■ GIVEN EXERCISE ■
List all lines of the data that include the string "icon".

■ DATASET EXTRACT ■
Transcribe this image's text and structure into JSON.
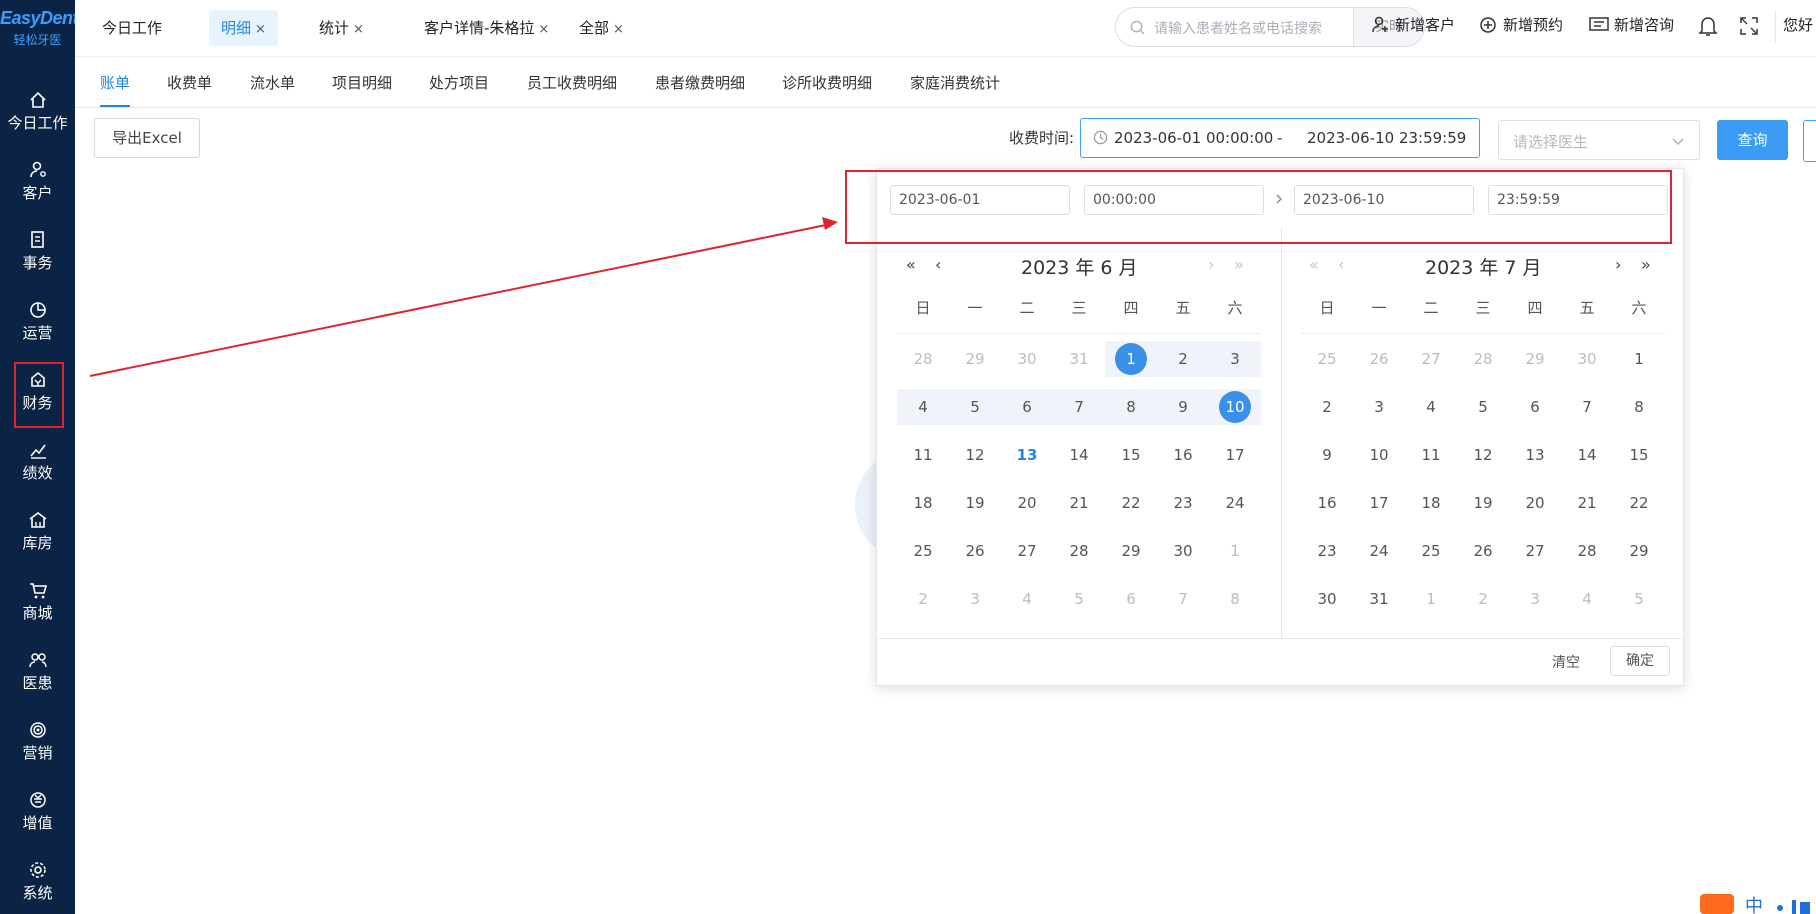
{
  "brand": {
    "logo_en": "EasyDent",
    "logo_cn": "轻松牙医"
  },
  "sidebar": {
    "items": [
      {
        "label": "今日工作",
        "icon": "home-icon"
      },
      {
        "label": "客户",
        "icon": "user-icon"
      },
      {
        "label": "事务",
        "icon": "task-icon"
      },
      {
        "label": "运营",
        "icon": "pie-chart-icon"
      },
      {
        "label": "财务",
        "icon": "finance-icon",
        "active": true
      },
      {
        "label": "绩效",
        "icon": "trend-icon"
      },
      {
        "label": "库房",
        "icon": "warehouse-icon"
      },
      {
        "label": "商城",
        "icon": "cart-icon"
      },
      {
        "label": "医患",
        "icon": "doctor-patient-icon"
      },
      {
        "label": "营销",
        "icon": "target-icon"
      },
      {
        "label": "增值",
        "icon": "value-icon"
      },
      {
        "label": "系统",
        "icon": "gear-icon"
      }
    ]
  },
  "top_tabs": [
    {
      "label": "今日工作",
      "closable": false
    },
    {
      "label": "明细",
      "closable": true,
      "active": true
    },
    {
      "label": "统计",
      "closable": true
    },
    {
      "label": "客户详情-朱格拉",
      "closable": true
    },
    {
      "label": "全部",
      "closable": true
    }
  ],
  "close_glyph": "×",
  "search": {
    "placeholder": "请输入患者姓名或电话搜索",
    "mode": "实时"
  },
  "top_actions": {
    "new_customer": "新增客户",
    "new_appointment": "新增预约",
    "new_consult": "新增咨询",
    "greeting": "您好"
  },
  "sub_tabs": [
    "账单",
    "收费单",
    "流水单",
    "项目明细",
    "处方项目",
    "员工收费明细",
    "患者缴费明细",
    "诊所收费明细",
    "家庭消费统计"
  ],
  "toolbar": {
    "export_label": "导出Excel",
    "fee_time_label": "收费时间:",
    "range_start": "2023-06-01 00:00:00",
    "range_sep": "-",
    "range_end": "2023-06-10 23:59:59",
    "doctor_placeholder": "请选择医生",
    "query_label": "查询"
  },
  "picker": {
    "start_date": "2023-06-01",
    "start_time": "00:00:00",
    "end_date": "2023-06-10",
    "end_time": "23:59:59",
    "left_title": "2023 年 6 月",
    "right_title": "2023 年 7 月",
    "weekdays": [
      "日",
      "一",
      "二",
      "三",
      "四",
      "五",
      "六"
    ],
    "left_days": [
      [
        "28",
        "29",
        "30",
        "31",
        "1",
        "2",
        "3"
      ],
      [
        "4",
        "5",
        "6",
        "7",
        "8",
        "9",
        "10"
      ],
      [
        "11",
        "12",
        "13",
        "14",
        "15",
        "16",
        "17"
      ],
      [
        "18",
        "19",
        "20",
        "21",
        "22",
        "23",
        "24"
      ],
      [
        "25",
        "26",
        "27",
        "28",
        "29",
        "30",
        "1"
      ],
      [
        "2",
        "3",
        "4",
        "5",
        "6",
        "7",
        "8"
      ]
    ],
    "right_days": [
      [
        "25",
        "26",
        "27",
        "28",
        "29",
        "30",
        "1"
      ],
      [
        "2",
        "3",
        "4",
        "5",
        "6",
        "7",
        "8"
      ],
      [
        "9",
        "10",
        "11",
        "12",
        "13",
        "14",
        "15"
      ],
      [
        "16",
        "17",
        "18",
        "19",
        "20",
        "21",
        "22"
      ],
      [
        "23",
        "24",
        "25",
        "26",
        "27",
        "28",
        "29"
      ],
      [
        "30",
        "31",
        "1",
        "2",
        "3",
        "4",
        "5"
      ]
    ],
    "selected_start_day": "1",
    "selected_end_day": "10",
    "today_day": "13",
    "clear_label": "清空",
    "confirm_label": "确定"
  },
  "colors": {
    "accent": "#1e88e5",
    "sidebar_bg": "#0b2445",
    "annotation_red": "#e0242d"
  }
}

■ COMPLETE RESPONSE ■
        "icon": "home-icon"
        "icon": "user-icon"
        "icon": "task-icon"
        "icon": "pie-chart-icon"
        "icon": "finance-icon",
        "icon": "trend-icon"
        "icon": "warehouse-icon"
        "icon": "cart-icon"
        "icon": "doctor-patient-icon"
        "icon": "target-icon"
        "icon": "value-icon"
        "icon": "gear-icon"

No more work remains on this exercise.